§ Selected passage
The grammar of graphics.

Installing ggplot2

install.packages("ggplot2")

Basic concepts

  • ggplot(aes(x = , y = , color = , fill = , ...)) for data mapping
  • geom_OOO() for different charts`
  • Using + to add different layers

geom_point() for exploring correlations

Making a scatter plot

library(ggplot2)

gap_minder %>% 
  ggplot(aes(x = gdpPercap, y = lifeExp)) +
  geom_point()

geom_histogram() for exploring distributions

gap_minder %>% 
  ggplot(aes(x = gdpPercap)) +
  geom_histogram(bins = 40)

geom_bar() for exploring row counts

gap_minder %>% 
  filter(year == 2007) %>%
  ggplot(aes(x = continent)) +
  geom_bar()

geom_bar() for grouped summary

gap_minder %>% 
  filter(year == 2007) %>% 
  group_by(continent) %>% 
  summarise(medianGdpPercap = median(gdpPercap)) %>% 
  ggplot(aes(x = continent, y = medianGdpPercap)) +
  geom_bar(stat = "identity")

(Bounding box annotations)
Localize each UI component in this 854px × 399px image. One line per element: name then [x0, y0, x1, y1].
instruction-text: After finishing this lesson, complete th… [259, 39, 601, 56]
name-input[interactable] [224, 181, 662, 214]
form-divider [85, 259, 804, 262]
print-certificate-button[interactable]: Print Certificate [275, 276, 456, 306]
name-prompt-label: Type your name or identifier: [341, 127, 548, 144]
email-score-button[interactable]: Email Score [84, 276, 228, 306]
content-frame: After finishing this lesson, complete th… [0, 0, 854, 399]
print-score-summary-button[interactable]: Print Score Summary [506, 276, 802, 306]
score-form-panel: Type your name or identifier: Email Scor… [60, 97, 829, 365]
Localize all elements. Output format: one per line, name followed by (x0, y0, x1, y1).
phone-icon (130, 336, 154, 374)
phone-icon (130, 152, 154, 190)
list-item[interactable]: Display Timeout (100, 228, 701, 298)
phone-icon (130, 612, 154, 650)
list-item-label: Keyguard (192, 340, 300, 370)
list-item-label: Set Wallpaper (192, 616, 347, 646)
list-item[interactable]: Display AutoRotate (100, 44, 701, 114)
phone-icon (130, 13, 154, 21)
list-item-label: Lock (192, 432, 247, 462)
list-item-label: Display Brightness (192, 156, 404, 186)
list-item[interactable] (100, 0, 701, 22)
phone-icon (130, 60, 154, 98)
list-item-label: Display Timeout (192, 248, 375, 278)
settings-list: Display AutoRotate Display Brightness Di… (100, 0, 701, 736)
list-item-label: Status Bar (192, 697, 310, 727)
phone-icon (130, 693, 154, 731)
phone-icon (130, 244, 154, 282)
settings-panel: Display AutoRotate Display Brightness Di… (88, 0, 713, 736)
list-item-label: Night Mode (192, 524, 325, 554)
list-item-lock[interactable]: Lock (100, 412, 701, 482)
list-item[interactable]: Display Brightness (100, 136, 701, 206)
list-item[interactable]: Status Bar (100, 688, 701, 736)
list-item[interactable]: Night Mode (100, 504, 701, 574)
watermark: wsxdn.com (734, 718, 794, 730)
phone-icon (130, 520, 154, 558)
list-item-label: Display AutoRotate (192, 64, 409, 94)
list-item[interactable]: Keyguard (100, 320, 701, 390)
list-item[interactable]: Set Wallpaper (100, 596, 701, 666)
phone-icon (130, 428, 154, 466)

§ Exercise directions
Write the next part of the ggplot2 tutorial, picking up right after its last code block.

§ Task answer
Going further

https://ggplot2.tidyverse.org/

Animated plot for inspirations

Installing plotly

install.packages("plotly")

Plotting a gapminder replica

library(plotly)
radius <- sqrt((gap_minder$pop)/pi)

p <- gap_minder %>%
  plot_ly(
    x = ~gdpPercap, 
    y = ~lifeExp, 
    size = ~pop, 
    color = ~continent, 
    frame = ~year, 
    text = ~country, 
    hoverinfo = "text",
    type = 'scatter',
    mode = 'markers',
    sizes = c(min(radius), max(radius))
  ) %>%
  layout(
    xaxis = list(
      type = "log"
    )
  )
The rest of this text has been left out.